** BEGIN LISTED RECORDS **
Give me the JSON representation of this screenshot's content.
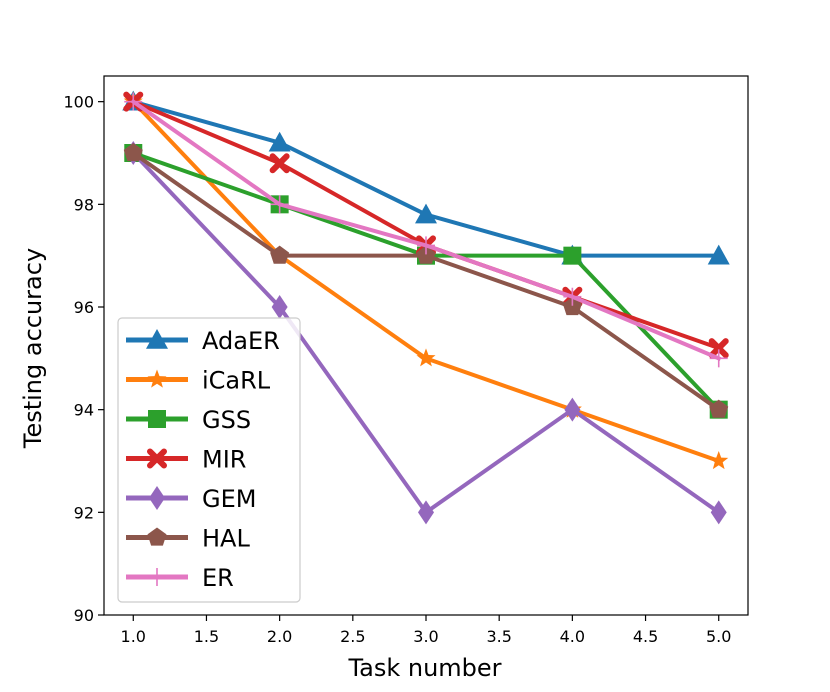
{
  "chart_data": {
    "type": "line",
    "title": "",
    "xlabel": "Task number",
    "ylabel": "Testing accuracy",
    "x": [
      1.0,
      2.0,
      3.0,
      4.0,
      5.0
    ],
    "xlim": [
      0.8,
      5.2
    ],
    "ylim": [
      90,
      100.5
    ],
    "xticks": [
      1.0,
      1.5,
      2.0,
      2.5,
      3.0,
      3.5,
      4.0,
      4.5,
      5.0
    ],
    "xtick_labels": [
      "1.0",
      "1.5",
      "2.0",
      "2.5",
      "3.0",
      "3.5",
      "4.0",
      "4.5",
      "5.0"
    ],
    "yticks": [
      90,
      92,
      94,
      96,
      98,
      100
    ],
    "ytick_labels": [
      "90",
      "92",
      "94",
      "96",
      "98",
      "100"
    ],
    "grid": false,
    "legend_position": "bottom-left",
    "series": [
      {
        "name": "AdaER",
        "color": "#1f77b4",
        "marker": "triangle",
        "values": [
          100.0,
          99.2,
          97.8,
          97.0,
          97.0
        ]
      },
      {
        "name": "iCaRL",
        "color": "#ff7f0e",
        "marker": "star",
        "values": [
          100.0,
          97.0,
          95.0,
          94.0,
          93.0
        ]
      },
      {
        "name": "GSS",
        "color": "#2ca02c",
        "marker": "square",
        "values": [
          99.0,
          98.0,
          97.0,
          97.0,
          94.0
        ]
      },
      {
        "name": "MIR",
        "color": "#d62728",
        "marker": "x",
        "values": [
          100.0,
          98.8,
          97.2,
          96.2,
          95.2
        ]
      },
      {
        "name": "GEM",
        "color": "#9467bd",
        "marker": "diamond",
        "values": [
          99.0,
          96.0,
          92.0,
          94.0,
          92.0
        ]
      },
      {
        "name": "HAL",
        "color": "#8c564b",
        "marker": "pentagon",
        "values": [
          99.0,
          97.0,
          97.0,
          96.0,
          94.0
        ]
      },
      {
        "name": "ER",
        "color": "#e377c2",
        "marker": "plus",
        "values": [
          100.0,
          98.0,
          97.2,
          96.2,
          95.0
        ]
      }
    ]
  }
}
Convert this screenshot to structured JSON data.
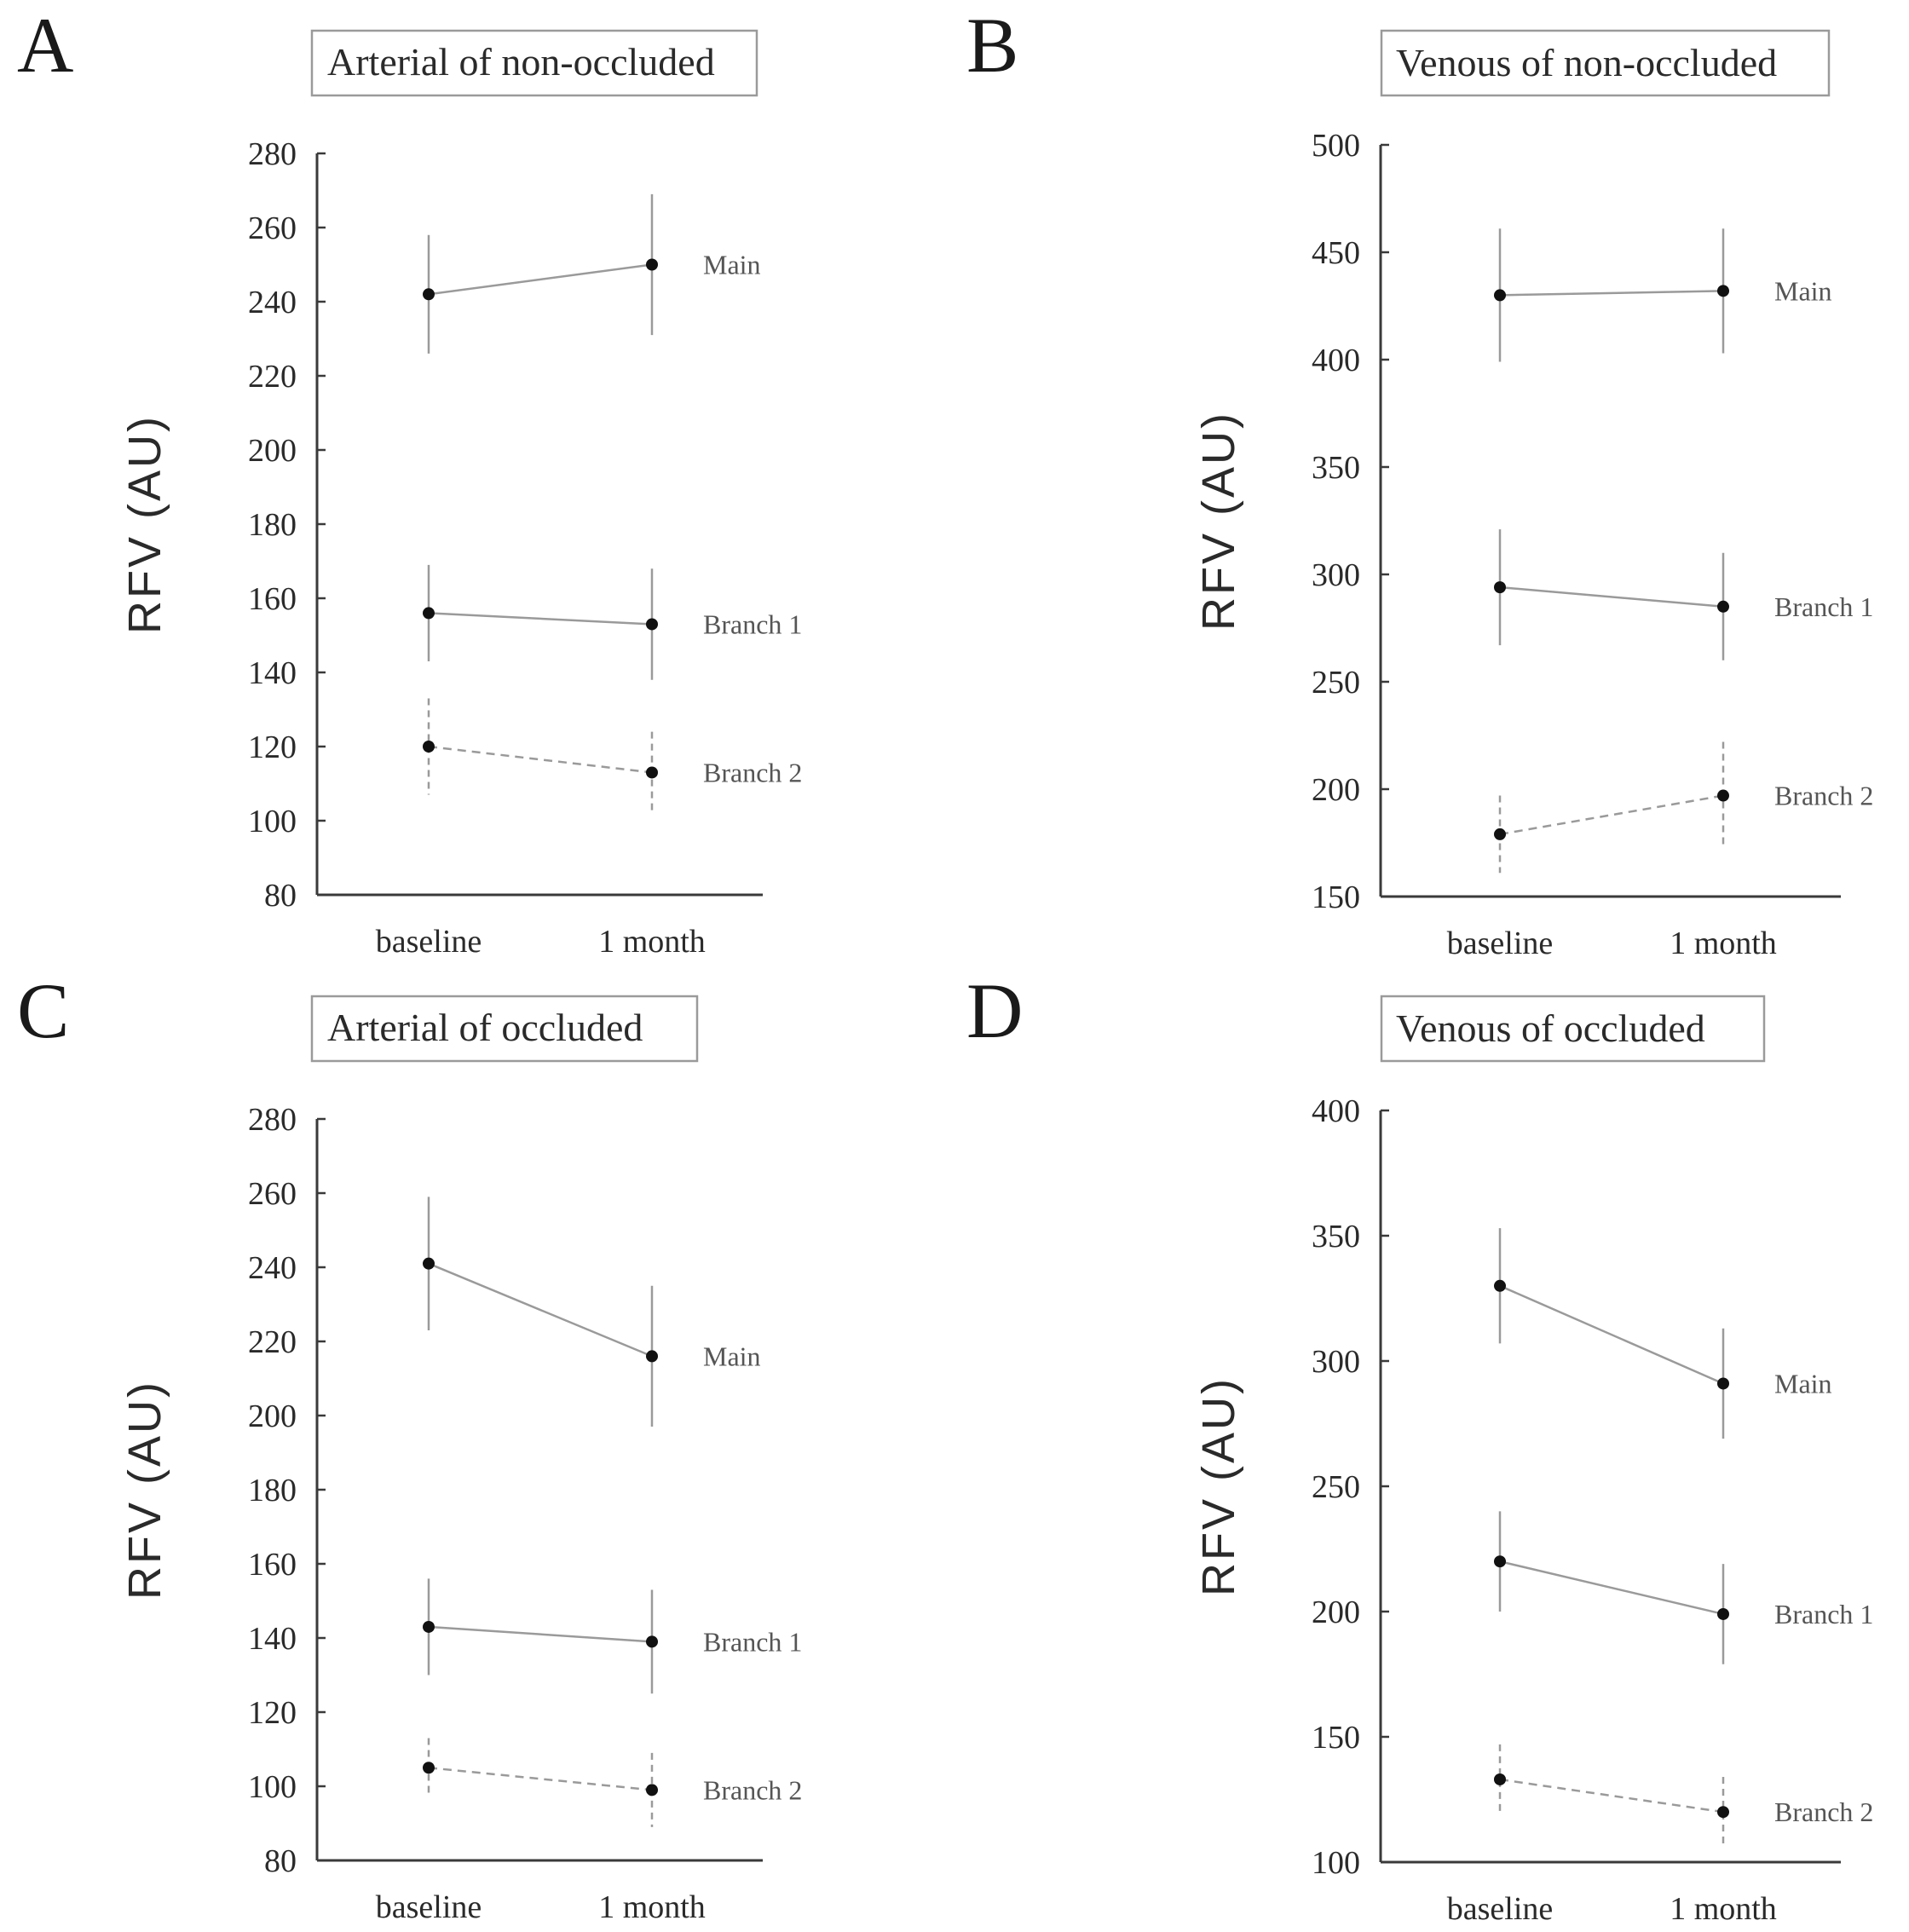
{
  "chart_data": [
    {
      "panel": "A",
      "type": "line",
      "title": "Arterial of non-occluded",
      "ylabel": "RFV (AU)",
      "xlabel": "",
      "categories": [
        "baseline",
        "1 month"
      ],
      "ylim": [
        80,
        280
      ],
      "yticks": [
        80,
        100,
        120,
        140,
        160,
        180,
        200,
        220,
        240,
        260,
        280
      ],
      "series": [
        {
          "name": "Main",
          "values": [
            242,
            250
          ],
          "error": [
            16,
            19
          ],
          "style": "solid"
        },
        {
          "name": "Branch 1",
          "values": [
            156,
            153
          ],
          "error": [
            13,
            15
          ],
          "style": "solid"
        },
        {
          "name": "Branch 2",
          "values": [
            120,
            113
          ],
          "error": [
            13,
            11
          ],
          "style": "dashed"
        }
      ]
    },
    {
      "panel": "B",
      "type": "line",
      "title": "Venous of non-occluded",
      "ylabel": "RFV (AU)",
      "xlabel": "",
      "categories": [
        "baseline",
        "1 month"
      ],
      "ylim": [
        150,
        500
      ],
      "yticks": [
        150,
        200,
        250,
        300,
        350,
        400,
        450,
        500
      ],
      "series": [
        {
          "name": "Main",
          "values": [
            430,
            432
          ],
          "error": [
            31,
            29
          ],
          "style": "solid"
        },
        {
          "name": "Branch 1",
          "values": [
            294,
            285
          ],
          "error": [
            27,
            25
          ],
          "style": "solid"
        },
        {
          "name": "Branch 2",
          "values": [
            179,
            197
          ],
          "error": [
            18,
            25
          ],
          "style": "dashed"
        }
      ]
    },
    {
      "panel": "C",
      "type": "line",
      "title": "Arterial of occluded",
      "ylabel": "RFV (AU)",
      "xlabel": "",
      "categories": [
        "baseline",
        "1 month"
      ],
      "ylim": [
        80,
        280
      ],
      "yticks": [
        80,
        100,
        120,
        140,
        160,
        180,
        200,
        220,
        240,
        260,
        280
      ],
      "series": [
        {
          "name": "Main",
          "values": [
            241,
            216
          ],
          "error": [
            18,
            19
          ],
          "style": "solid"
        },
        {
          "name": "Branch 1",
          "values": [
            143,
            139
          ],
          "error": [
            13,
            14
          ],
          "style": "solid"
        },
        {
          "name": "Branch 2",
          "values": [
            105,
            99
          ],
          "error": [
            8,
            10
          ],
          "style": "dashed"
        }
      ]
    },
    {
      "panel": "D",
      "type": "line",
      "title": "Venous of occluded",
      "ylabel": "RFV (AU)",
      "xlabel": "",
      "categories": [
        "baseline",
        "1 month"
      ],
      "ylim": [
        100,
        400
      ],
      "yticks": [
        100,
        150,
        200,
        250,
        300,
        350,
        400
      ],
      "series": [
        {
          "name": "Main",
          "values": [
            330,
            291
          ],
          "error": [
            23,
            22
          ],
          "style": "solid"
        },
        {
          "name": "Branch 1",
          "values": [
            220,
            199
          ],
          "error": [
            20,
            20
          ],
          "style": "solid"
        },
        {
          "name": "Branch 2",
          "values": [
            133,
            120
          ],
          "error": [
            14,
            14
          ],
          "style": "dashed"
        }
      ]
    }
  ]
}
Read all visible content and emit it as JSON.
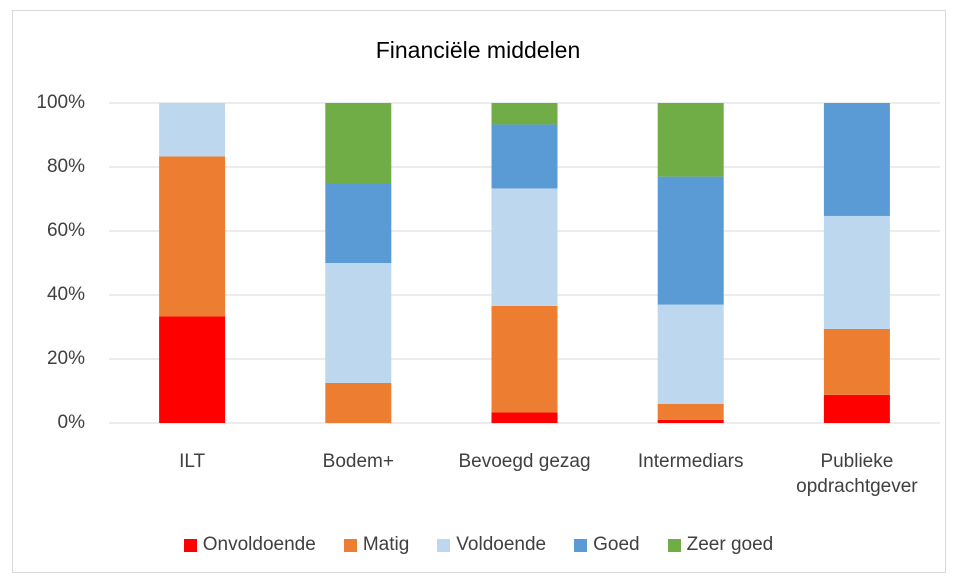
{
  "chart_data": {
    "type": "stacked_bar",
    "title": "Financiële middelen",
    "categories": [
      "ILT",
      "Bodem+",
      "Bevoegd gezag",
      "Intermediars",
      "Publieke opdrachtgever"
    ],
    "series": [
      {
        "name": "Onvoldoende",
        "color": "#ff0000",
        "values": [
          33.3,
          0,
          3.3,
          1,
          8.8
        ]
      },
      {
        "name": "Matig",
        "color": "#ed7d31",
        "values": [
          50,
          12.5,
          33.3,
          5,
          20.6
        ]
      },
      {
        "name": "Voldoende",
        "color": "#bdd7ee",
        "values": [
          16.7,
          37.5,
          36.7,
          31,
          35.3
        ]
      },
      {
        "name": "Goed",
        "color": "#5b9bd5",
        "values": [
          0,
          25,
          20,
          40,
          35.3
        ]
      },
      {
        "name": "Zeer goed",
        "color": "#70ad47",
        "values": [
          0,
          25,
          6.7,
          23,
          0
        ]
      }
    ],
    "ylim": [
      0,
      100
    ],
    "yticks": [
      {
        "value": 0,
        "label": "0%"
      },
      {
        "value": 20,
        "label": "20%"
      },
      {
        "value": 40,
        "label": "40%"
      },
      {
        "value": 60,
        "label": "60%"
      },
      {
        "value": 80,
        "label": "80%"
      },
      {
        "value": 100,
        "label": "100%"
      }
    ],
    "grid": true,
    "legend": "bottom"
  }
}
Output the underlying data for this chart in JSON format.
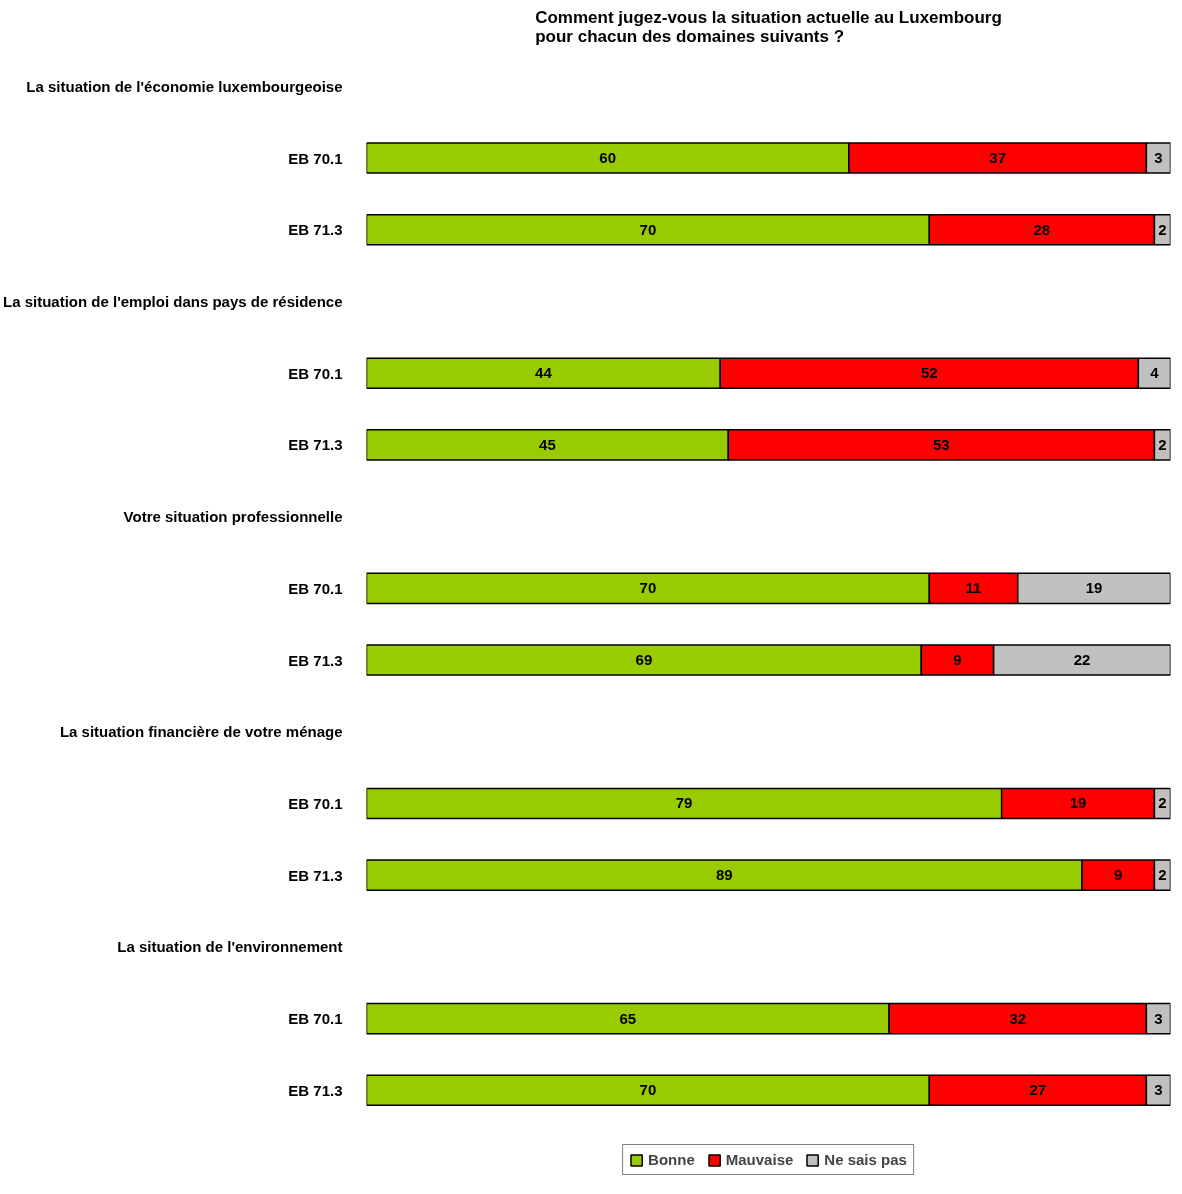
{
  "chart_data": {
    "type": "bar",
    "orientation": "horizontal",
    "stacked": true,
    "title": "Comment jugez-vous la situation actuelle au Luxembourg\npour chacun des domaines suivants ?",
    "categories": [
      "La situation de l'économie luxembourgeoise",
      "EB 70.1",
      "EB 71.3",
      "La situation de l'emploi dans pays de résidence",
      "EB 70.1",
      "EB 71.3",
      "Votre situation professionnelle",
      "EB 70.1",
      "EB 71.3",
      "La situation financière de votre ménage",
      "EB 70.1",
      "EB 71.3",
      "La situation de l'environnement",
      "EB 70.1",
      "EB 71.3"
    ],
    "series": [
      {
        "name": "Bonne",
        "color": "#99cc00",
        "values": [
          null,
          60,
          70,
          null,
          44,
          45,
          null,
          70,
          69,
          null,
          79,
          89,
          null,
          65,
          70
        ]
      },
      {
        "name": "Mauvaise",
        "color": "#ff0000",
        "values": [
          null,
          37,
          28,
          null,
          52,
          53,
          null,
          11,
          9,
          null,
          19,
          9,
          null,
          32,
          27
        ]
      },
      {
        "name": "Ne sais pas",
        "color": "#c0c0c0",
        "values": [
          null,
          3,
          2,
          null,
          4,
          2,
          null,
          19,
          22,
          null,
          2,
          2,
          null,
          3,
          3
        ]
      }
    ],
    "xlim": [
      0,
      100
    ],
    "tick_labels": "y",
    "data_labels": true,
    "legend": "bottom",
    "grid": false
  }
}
** END LISTED RECORDS **
List each line holding the string "this".

> **WORKED ANSWER**
Give me the JSON representation of this screenshot's content.
Convert this screenshot to structured JSON data.
Output the underlying data for this chart in JSON format.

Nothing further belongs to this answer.